§ **Task description**:
Set down all of the data exactly as it appears.

§ **Provided information**:
• • • •

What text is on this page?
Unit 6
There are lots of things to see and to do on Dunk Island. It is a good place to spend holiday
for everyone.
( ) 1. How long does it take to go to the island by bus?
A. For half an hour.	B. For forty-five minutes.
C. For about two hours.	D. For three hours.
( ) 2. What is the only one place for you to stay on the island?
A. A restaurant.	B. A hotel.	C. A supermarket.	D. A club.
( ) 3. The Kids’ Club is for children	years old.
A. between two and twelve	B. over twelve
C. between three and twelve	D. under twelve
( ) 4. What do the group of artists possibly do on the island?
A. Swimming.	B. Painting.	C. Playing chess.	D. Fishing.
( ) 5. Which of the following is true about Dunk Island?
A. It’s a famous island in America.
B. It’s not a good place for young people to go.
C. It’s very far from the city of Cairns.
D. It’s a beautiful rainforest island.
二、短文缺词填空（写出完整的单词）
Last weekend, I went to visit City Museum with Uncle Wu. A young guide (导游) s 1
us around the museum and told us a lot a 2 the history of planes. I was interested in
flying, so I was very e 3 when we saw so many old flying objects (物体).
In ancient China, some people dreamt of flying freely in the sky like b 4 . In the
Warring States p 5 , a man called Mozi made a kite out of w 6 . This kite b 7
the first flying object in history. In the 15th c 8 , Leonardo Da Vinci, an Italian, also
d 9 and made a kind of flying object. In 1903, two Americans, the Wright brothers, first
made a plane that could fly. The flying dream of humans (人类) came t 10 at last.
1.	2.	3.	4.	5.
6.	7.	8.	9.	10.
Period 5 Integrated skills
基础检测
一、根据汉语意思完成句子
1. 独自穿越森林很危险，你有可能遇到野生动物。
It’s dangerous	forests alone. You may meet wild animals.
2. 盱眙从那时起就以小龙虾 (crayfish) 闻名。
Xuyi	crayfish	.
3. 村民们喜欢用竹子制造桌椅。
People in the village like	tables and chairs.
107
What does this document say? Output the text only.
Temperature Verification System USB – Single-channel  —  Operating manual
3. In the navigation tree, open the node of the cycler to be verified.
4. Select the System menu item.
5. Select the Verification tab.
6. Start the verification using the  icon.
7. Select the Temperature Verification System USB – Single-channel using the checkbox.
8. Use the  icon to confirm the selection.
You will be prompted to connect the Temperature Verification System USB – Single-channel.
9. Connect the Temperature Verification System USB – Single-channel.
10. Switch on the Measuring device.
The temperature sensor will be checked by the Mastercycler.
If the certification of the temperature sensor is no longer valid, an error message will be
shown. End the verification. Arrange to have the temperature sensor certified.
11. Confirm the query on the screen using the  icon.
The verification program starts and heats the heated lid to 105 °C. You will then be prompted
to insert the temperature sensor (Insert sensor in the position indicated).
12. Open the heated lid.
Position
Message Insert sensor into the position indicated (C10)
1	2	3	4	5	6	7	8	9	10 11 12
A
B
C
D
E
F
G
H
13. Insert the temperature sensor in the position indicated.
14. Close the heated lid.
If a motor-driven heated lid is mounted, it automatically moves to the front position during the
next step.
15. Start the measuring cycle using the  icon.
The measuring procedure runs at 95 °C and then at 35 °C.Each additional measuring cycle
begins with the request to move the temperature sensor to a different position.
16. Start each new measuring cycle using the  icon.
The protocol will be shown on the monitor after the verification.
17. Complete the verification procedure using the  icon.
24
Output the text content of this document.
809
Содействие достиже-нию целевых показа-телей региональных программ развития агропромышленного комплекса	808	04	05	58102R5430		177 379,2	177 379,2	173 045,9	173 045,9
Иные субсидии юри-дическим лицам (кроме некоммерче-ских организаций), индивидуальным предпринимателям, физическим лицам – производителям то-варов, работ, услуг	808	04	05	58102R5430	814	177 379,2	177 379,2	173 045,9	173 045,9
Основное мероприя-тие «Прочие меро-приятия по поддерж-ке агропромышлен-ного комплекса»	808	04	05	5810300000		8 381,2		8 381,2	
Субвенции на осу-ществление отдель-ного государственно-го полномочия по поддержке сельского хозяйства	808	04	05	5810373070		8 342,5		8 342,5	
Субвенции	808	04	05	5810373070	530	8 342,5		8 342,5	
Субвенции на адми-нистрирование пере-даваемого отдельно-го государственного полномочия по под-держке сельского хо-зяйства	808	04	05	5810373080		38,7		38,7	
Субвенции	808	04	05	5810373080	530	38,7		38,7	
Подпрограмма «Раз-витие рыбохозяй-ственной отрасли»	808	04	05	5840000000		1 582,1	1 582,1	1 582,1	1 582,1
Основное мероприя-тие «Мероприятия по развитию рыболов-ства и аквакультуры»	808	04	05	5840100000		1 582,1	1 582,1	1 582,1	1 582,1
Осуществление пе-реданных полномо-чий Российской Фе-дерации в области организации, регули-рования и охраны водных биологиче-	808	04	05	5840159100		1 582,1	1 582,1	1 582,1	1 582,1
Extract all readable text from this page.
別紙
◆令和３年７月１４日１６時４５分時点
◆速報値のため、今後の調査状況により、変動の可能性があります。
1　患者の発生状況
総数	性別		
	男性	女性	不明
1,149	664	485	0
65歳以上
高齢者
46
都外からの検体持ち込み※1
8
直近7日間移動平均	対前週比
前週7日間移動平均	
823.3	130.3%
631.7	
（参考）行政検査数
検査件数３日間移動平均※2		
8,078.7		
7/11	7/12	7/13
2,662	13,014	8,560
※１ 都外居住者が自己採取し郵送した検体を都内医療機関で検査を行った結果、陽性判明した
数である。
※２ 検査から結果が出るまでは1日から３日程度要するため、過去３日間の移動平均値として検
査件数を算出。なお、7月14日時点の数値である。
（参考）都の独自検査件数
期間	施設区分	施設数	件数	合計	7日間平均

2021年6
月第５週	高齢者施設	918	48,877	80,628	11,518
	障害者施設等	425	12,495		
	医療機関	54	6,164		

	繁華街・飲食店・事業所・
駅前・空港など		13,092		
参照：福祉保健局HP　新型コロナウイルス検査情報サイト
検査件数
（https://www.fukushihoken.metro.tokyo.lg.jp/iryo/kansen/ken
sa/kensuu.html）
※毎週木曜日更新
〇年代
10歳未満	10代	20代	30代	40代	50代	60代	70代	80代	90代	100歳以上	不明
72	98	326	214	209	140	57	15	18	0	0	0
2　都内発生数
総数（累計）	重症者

• • • •

§ **The completed task**:
What text is on this page?
Unit 6
There are lots of things to see and to do on Dunk Island. It is a good place to spend holiday
for everyone.
( ) 1. How long does it take to go to the island by bus?
A. For half an hour.	B. For forty-five minutes.
C. For about two hours.	D. For three hours.
( ) 2. What is the only one place for you to stay on the island?
A. A restaurant.	B. A hotel.	C. A supermarket.	D. A club.
( ) 3. The Kids’ Club is for children	years old.
A. between two and twelve	B. over twelve
C. between three and twelve	D. under twelve
( ) 4. What do the group of artists possibly do on the island?
A. Swimming.	B. Painting.	C. Playing chess.	D. Fishing.
( ) 5. Which of the following is true about Dunk Island?
A. It’s a famous island in America.
B. It’s not a good place for young people to go.
C. It’s very far from the city of Cairns.
D. It’s a beautiful rainforest island.
二、短文缺词填空（写出完整的单词）
Last weekend, I went to visit City Museum with Uncle Wu. A young guide (导游) s 1
us around the museum and told us a lot a 2 the history of planes. I was interested in
flying, so I was very e 3 when we saw so many old flying objects (物体).
In ancient China, some people dreamt of flying freely in the sky like b 4 . In the
Warring States p 5 , a man called Mozi made a kite out of w 6 . This kite b 7
the first flying object in history. In the 15th c 8 , Leonardo Da Vinci, an Italian, also
d 9 and made a kind of flying object. In 1903, two Americans, the Wright brothers, first
made a plane that could fly. The flying dream of humans (人类) came t 10 at last.
1.	2.	3.	4.	5.
6.	7.	8.	9.	10.
Period 5 Integrated skills
基础检测
一、根据汉语意思完成句子
1. 独自穿越森林很危险，你有可能遇到野生动物。
It’s dangerous	forests alone. You may meet wild animals.
2. 盱眙从那时起就以小龙虾 (crayfish) 闻名。
Xuyi	crayfish	.
3. 村民们喜欢用竹子制造桌椅。
People in the village like	tables and chairs.
107
What does this document say? Output the text only.
Temperature Verification System USB – Single-channel  —  Operating manual
3. In the navigation tree, open the node of the cycler to be verified.
4. Select the System menu item.
5. Select the Verification tab.
6. Start the verification using the  icon.
7. Select the Temperature Verification System USB – Single-channel using the checkbox.
8. Use the  icon to confirm the selection.
You will be prompted to connect the Temperature Verification System USB – Single-channel.
9. Connect the Temperature Verification System USB – Single-channel.
10. Switch on the Measuring device.
The temperature sensor will be checked by the Mastercycler.
If the certification of the temperature sensor is no longer valid, an error message will be
shown. End the verification. Arrange to have the temperature sensor certified.
11. Confirm the query on the screen using the  icon.
The verification program starts and heats the heated lid to 105 °C. You will then be prompted
to insert the temperature sensor (Insert sensor in the position indicated).
12. Open the heated lid.
Position
Message Insert sensor into the position indicated (C10)
1	2	3	4	5	6	7	8	9	10 11 12
A
B
C
D
E
F
G
H
13. Insert the temperature sensor in the position indicated.
14. Close the heated lid.
If a motor-driven heated lid is mounted, it automatically moves to the front position during the
next step.
15. Start the measuring cycle using the  icon.
The measuring procedure runs at 95 °C and then at 35 °C.Each additional measuring cycle
begins with the request to move the temperature sensor to a different position.
16. Start each new measuring cycle using the  icon.
The protocol will be shown on the monitor after the verification.
17. Complete the verification procedure using the  icon.
24
Output the text content of this document.
809
Содействие достиже-нию целевых показа-телей региональных программ развития агропромышленного комплекса	808	04	05	58102R5430		177 379,2	177 379,2	173 045,9	173 045,9
Иные субсидии юри-дическим лицам (кроме некоммерче-ских организаций), индивидуальным предпринимателям, физическим лицам – производителям то-варов, работ, услуг	808	04	05	58102R5430	814	177 379,2	177 379,2	173 045,9	173 045,9
Основное мероприя-тие «Прочие меро-приятия по поддерж-ке агропромышлен-ного комплекса»	808	04	05	5810300000		8 381,2		8 381,2	
Субвенции на осу-ществление отдель-ного государственно-го полномочия по поддержке сельского хозяйства	808	04	05	5810373070		8 342,5		8 342,5	
Субвенции	808	04	05	5810373070	530	8 342,5		8 342,5	
Субвенции на адми-нистрирование пере-даваемого отдельно-го государственного полномочия по под-держке сельского хо-зяйства	808	04	05	5810373080		38,7		38,7	
Субвенции	808	04	05	5810373080	530	38,7		38,7	
Подпрограмма «Раз-витие рыбохозяй-ственной отрасли»	808	04	05	5840000000		1 582,1	1 582,1	1 582,1	1 582,1
Основное мероприя-тие «Мероприятия по развитию рыболов-ства и аквакультуры»	808	04	05	5840100000		1 582,1	1 582,1	1 582,1	1 582,1
Осуществление пе-реданных полномо-чий Российской Фе-дерации в области организации, регули-рования и охраны водных биологиче-	808	04	05	5840159100		1 582,1	1 582,1	1 582,1	1 582,1
Extract all readable text from this page.
別紙
◆令和３年７月１４日１６時４５分時点
◆速報値のため、今後の調査状況により、変動の可能性があります。
1　患者の発生状況
総数	性別		
	男性	女性	不明
1,149	664	485	0
65歳以上
高齢者
46
都外からの検体持ち込み※1
8
直近7日間移動平均	対前週比
前週7日間移動平均	
823.3	130.3%
631.7	
（参考）行政検査数
検査件数３日間移動平均※2		
8,078.7		
7/11	7/12	7/13
2,662	13,014	8,560
※１ 都外居住者が自己採取し郵送した検体を都内医療機関で検査を行った結果、陽性判明した
数である。
※２ 検査から結果が出るまでは1日から３日程度要するため、過去３日間の移動平均値として検
査件数を算出。なお、7月14日時点の数値である。
（参考）都の独自検査件数
期間	施設区分	施設数	件数	合計	7日間平均

2021年6
月第５週	高齢者施設	918	48,877	80,628	11,518
	障害者施設等	425	12,495		
	医療機関	54	6,164		

	繁華街・飲食店・事業所・
駅前・空港など		13,092		
参照：福祉保健局HP　新型コロナウイルス検査情報サイト
検査件数
（https://www.fukushihoken.metro.tokyo.lg.jp/iryo/kansen/ken
sa/kensuu.html）
※毎週木曜日更新
〇年代
10歳未満	10代	20代	30代	40代	50代	60代	70代	80代	90代	100歳以上	不明
72	98	326	214	209	140	57	15	18	0	0	0
2　都内発生数
総数（累計）	重症者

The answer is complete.